§ Stated exercise
Write every line of the material out exactly as shown.

§ Information given
========

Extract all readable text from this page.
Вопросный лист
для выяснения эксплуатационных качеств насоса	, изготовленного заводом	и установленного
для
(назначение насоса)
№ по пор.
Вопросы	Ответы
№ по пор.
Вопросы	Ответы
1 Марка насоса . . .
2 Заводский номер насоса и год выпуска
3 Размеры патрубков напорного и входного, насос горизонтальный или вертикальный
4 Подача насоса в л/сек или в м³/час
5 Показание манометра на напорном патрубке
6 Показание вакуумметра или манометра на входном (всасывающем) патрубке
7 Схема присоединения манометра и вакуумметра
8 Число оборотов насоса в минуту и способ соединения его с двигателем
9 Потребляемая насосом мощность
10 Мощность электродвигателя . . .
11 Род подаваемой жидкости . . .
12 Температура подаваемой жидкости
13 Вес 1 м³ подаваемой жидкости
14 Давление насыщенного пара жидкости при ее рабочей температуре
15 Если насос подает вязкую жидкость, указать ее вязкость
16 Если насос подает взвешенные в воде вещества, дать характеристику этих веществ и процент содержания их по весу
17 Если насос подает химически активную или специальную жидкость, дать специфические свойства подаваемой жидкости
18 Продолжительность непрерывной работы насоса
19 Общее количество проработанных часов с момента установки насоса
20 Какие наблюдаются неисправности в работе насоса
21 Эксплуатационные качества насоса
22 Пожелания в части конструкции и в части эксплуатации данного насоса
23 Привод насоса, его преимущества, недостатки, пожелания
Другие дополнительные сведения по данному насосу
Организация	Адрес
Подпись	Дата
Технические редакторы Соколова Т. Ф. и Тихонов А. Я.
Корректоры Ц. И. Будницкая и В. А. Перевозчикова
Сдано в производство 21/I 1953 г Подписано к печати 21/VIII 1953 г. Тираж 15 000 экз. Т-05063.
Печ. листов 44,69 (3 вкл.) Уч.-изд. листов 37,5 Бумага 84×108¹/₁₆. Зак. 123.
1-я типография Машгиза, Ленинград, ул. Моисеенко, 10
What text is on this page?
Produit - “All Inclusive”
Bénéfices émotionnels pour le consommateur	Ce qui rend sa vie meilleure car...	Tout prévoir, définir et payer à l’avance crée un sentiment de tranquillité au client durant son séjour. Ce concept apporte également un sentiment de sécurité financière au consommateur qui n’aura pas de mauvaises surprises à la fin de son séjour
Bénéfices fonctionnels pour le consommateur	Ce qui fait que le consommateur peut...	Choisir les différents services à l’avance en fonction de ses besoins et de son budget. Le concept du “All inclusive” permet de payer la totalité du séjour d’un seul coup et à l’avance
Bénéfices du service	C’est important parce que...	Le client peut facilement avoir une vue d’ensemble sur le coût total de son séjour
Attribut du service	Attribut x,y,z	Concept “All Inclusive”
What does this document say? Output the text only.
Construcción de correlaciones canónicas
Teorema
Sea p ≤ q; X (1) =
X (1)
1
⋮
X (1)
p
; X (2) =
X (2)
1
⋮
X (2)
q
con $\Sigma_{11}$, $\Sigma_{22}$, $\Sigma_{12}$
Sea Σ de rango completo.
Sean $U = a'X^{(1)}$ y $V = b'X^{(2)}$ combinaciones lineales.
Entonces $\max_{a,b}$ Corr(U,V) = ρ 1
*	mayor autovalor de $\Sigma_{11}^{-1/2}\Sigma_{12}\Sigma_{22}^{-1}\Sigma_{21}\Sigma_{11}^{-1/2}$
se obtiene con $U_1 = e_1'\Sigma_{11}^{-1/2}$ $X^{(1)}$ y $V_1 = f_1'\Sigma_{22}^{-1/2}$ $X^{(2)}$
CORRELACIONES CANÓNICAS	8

========

§ Correct answer
Extract all readable text from this page.
Вопросный лист
для выяснения эксплуатационных качеств насоса	, изготовленного заводом	и установленного
для
(назначение насоса)
№ по пор.
Вопросы	Ответы
№ по пор.
Вопросы	Ответы
1 Марка насоса . . .
2 Заводский номер насоса и год выпуска
3 Размеры патрубков напорного и входного, насос горизонтальный или вертикальный
4 Подача насоса в л/сек или в м³/час
5 Показание манометра на напорном патрубке
6 Показание вакуумметра или манометра на входном (всасывающем) патрубке
7 Схема присоединения манометра и вакуумметра
8 Число оборотов насоса в минуту и способ соединения его с двигателем
9 Потребляемая насосом мощность
10 Мощность электродвигателя . . .
11 Род подаваемой жидкости . . .
12 Температура подаваемой жидкости
13 Вес 1 м³ подаваемой жидкости
14 Давление насыщенного пара жидкости при ее рабочей температуре
15 Если насос подает вязкую жидкость, указать ее вязкость
16 Если насос подает взвешенные в воде вещества, дать характеристику этих веществ и процент содержания их по весу
17 Если насос подает химически активную или специальную жидкость, дать специфические свойства подаваемой жидкости
18 Продолжительность непрерывной работы насоса
19 Общее количество проработанных часов с момента установки насоса
20 Какие наблюдаются неисправности в работе насоса
21 Эксплуатационные качества насоса
22 Пожелания в части конструкции и в части эксплуатации данного насоса
23 Привод насоса, его преимущества, недостатки, пожелания
Другие дополнительные сведения по данному насосу
Организация	Адрес
Подпись	Дата
Технические редакторы Соколова Т. Ф. и Тихонов А. Я.
Корректоры Ц. И. Будницкая и В. А. Перевозчикова
Сдано в производство 21/I 1953 г Подписано к печати 21/VIII 1953 г. Тираж 15 000 экз. Т-05063.
Печ. листов 44,69 (3 вкл.) Уч.-изд. листов 37,5 Бумага 84×108¹/₁₆. Зак. 123.
1-я типография Машгиза, Ленинград, ул. Моисеенко, 10
What text is on this page?
Produit - “All Inclusive”
Bénéfices émotionnels pour le consommateur	Ce qui rend sa vie meilleure car...	Tout prévoir, définir et payer à l’avance crée un sentiment de tranquillité au client durant son séjour. Ce concept apporte également un sentiment de sécurité financière au consommateur qui n’aura pas de mauvaises surprises à la fin de son séjour
Bénéfices fonctionnels pour le consommateur	Ce qui fait que le consommateur peut...	Choisir les différents services à l’avance en fonction de ses besoins et de son budget. Le concept du “All inclusive” permet de payer la totalité du séjour d’un seul coup et à l’avance
Bénéfices du service	C’est important parce que...	Le client peut facilement avoir une vue d’ensemble sur le coût total de son séjour
Attribut du service	Attribut x,y,z	Concept “All Inclusive”
What does this document say? Output the text only.
Construcción de correlaciones canónicas
Teorema
Sea p ≤ q; X (1) =
X (1)
1
⋮
X (1)
p
; X (2) =
X (2)
1
⋮
X (2)
q
con $\Sigma_{11}$, $\Sigma_{22}$, $\Sigma_{12}$
Sea Σ de rango completo.
Sean $U = a'X^{(1)}$ y $V = b'X^{(2)}$ combinaciones lineales.
Entonces $\max_{a,b}$ Corr(U,V) = ρ 1
*	mayor autovalor de $\Sigma_{11}^{-1/2}\Sigma_{12}\Sigma_{22}^{-1}\Sigma_{21}\Sigma_{11}^{-1/2}$
se obtiene con $U_1 = e_1'\Sigma_{11}^{-1/2}$ $X^{(1)}$ y $V_1 = f_1'\Sigma_{22}^{-1/2}$ $X^{(2)}$
CORRELACIONES CANÓNICAS	8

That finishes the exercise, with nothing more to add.